═══ RECORDS SHOWN

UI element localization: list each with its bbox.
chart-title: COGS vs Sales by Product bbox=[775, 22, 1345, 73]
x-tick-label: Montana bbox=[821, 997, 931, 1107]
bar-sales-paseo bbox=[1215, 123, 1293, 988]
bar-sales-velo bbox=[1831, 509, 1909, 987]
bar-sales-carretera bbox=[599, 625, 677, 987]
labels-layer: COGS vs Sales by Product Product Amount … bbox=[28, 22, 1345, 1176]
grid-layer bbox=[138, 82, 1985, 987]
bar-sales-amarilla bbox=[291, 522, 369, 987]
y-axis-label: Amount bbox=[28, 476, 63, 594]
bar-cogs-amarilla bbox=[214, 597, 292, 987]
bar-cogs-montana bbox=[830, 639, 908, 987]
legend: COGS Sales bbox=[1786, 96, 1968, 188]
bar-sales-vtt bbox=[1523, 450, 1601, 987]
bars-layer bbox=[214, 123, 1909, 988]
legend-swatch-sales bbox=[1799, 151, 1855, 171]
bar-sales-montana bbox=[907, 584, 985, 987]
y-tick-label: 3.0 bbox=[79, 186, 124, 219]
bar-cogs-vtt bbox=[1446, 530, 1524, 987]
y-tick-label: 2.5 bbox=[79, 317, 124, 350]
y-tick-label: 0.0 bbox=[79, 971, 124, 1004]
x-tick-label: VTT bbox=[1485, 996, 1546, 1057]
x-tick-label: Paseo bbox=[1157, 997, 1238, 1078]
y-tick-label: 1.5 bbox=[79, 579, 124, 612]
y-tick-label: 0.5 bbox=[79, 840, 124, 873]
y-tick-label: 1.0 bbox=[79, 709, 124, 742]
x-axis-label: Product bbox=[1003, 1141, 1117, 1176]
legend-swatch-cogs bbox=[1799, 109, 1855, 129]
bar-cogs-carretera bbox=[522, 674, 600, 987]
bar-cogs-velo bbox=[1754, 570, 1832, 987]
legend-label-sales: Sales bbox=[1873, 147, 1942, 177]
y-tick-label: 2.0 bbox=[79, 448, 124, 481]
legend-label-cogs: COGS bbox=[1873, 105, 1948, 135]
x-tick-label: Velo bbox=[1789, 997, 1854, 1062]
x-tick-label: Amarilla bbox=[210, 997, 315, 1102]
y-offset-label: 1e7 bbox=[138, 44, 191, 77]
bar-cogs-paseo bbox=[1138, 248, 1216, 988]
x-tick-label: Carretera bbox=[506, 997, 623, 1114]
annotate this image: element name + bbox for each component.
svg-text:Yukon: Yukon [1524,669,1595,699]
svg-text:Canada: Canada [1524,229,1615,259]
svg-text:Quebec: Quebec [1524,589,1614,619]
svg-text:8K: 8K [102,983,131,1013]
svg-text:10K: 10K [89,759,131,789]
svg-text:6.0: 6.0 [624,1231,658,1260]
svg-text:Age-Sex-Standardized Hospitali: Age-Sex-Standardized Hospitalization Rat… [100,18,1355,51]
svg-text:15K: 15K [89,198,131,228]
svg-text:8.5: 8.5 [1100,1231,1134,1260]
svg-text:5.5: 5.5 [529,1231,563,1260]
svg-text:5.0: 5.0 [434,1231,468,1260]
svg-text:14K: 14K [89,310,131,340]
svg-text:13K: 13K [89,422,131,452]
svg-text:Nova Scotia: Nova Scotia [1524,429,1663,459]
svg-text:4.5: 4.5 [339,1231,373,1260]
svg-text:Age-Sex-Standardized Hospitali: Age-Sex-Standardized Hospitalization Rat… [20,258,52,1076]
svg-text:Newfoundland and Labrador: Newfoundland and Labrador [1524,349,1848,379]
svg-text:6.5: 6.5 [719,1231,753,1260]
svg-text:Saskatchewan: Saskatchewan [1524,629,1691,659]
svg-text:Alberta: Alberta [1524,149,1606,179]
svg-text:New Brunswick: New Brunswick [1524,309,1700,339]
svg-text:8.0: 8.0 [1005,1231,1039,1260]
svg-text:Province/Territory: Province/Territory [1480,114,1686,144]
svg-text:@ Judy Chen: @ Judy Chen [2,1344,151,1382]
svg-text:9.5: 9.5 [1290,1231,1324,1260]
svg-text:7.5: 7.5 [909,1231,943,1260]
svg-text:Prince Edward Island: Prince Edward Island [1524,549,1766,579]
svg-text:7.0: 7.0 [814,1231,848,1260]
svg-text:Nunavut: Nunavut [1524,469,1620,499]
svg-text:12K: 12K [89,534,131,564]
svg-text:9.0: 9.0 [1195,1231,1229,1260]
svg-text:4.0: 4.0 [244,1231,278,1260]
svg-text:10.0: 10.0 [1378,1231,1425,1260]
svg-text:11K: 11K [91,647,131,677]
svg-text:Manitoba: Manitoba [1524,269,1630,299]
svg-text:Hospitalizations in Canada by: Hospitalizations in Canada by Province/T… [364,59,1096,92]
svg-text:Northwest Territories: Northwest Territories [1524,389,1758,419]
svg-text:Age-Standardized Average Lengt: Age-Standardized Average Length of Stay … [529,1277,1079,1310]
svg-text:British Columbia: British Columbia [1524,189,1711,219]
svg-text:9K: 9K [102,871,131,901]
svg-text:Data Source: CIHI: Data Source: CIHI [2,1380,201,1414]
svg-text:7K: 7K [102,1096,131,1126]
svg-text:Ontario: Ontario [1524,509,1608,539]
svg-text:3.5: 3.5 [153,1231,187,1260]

══════

→ EXERCISE
Give every line of the entries above as a JSON list of strings, one string per line, and leave out any blank lines.

→ ANSWER FOR THE TASK
[
  "UI element localization: list each with its bbox.",
  "chart-title: COGS vs Sales by Product bbox=[775, 22, 1345, 73]",
  "x-tick-label: Montana bbox=[821, 997, 931, 1107]",
  "bar-sales-paseo bbox=[1215, 123, 1293, 988]",
  "bar-sales-velo bbox=[1831, 509, 1909, 987]",
  "bar-sales-carretera bbox=[599, 625, 677, 987]",
  "labels-layer: COGS vs Sales by Product Product Amount … bbox=[28, 22, 1345, 1176]",
  "grid-layer bbox=[138, 82, 1985, 987]",
  "bar-sales-amarilla bbox=[291, 522, 369, 987]",
  "y-axis-label: Amount bbox=[28, 476, 63, 594]",
  "bar-cogs-amarilla bbox=[214, 597, 292, 987]",
  "bar-cogs-montana bbox=[830, 639, 908, 987]",
  "legend: COGS Sales bbox=[1786, 96, 1968, 188]",
  "bar-sales-vtt bbox=[1523, 450, 1601, 987]",
  "bars-layer bbox=[214, 123, 1909, 988]",
  "legend-swatch-sales bbox=[1799, 151, 1855, 171]",
  "bar-sales-montana bbox=[907, 584, 985, 987]",
  "y-tick-label: 3.0 bbox=[79, 186, 124, 219]",
  "bar-cogs-vtt bbox=[1446, 530, 1524, 987]",
  "y-tick-label: 2.5 bbox=[79, 317, 124, 350]",
  "y-tick-label: 0.0 bbox=[79, 971, 124, 1004]",
  "x-tick-label: VTT bbox=[1485, 996, 1546, 1057]",
  "x-tick-label: Paseo bbox=[1157, 997, 1238, 1078]",
  "y-tick-label: 1.5 bbox=[79, 579, 124, 612]",
  "y-tick-label: 0.5 bbox=[79, 840, 124, 873]",
  "y-tick-label: 1.0 bbox=[79, 709, 124, 742]",
  "x-axis-label: Product bbox=[1003, 1141, 1117, 1176]",
  "legend-swatch-cogs bbox=[1799, 109, 1855, 129]",
  "bar-cogs-carretera bbox=[522, 674, 600, 987]",
  "bar-cogs-velo bbox=[1754, 570, 1832, 987]",
  "legend-label-sales: Sales bbox=[1873, 147, 1942, 177]",
  "y-tick-label: 2.0 bbox=[79, 448, 124, 481]",
  "legend-label-cogs: COGS bbox=[1873, 105, 1948, 135]",
  "x-tick-label: Velo bbox=[1789, 997, 1854, 1062]",
  "x-tick-label: Amarilla bbox=[210, 997, 315, 1102]",
  "y-offset-label: 1e7 bbox=[138, 44, 191, 77]",
  "bar-cogs-paseo bbox=[1138, 248, 1216, 988]",
  "x-tick-label: Carretera bbox=[506, 997, 623, 1114]",
  "annotate this image: element name + bbox for each component.",
  "svg-text:Yukon: Yukon [1524,669,1595,699]",
  "svg-text:Canada: Canada [1524,229,1615,259]",
  "svg-text:Quebec: Quebec [1524,589,1614,619]",
  "svg-text:8K: 8K [102,983,131,1013]",
  "svg-text:10K: 10K [89,759,131,789]",
  "svg-text:6.0: 6.0 [624,1231,658,1260]",
  "svg-text:Age-Sex-Standardized Hospitali: Age-Sex-Standardized Hospitalization Rat… [100,18,1355,51]",
  "svg-text:15K: 15K [89,198,131,228]",
  "svg-text:8.5: 8.5 [1100,1231,1134,1260]",
  "svg-text:5.5: 5.5 [529,1231,563,1260]",
  "svg-text:5.0: 5.0 [434,1231,468,1260]",
  "svg-text:14K: 14K [89,310,131,340]",
  "svg-text:13K: 13K [89,422,131,452]",
  "svg-text:Nova Scotia: Nova Scotia [1524,429,1663,459]",
  "svg-text:4.5: 4.5 [339,1231,373,1260]",
  "svg-text:Age-Sex-Standardized Hospitali: Age-Sex-Standardized Hospitalization Rat… [20,258,52,1076]",
  "svg-text:Newfoundland and Labrador: Newfoundland and Labrador [1524,349,1848,379]",
  "svg-text:6.5: 6.5 [719,1231,753,1260]",
  "svg-text:Saskatchewan: Saskatchewan [1524,629,1691,659]",
  "svg-text:Alberta: Alberta [1524,149,1606,179]",
  "svg-text:New Brunswick: New Brunswick [1524,309,1700,339]",
  "svg-text:8.0: 8.0 [1005,1231,1039,1260]",
  "svg-text:Province/Territory: Province/Territory [1480,114,1686,144]",
  "svg-text:@ Judy Chen: @ Judy Chen [2,1344,151,1382]",
  "svg-text:9.5: 9.5 [1290,1231,1324,1260]",
  "svg-text:7.5: 7.5 [909,1231,943,1260]",
  "svg-text:Prince Edward Island: Prince Edward Island [1524,549,1766,579]",
  "svg-text:7.0: 7.0 [814,1231,848,1260]",
  "svg-text:Nunavut: Nunavut [1524,469,1620,499]",
  "svg-text:12K: 12K [89,534,131,564]",
  "svg-text:9.0: 9.0 [1195,1231,1229,1260]",
  "svg-text:4.0: 4.0 [244,1231,278,1260]",
  "svg-text:10.0: 10.0 [1378,1231,1425,1260]",
  "svg-text:11K: 11K [91,647,131,677]",
  "svg-text:Manitoba: Manitoba [1524,269,1630,299]",
  "svg-text:Hospitalizations in Canada by: Hospitalizations in Canada by Province/T… [364,59,1096,92]",
  "svg-text:Northwest Territories: Northwest Territories [1524,389,1758,419]",
  "svg-text:Age-Standardized Average Lengt: Age-Standardized Average Length of Stay … [529,1277,1079,1310]",
  "svg-text:British Columbia: British Columbia [1524,189,1711,219]",
  "svg-text:9K: 9K [102,871,131,901]",
  "svg-text:Data Source: CIHI: Data Source: CIHI [2,1380,201,1414]",
  "svg-text:7K: 7K [102,1096,131,1126]",
  "svg-text:Ontario: Ontario [1524,509,1608,539]",
  "svg-text:3.5: 3.5 [153,1231,187,1260]"
]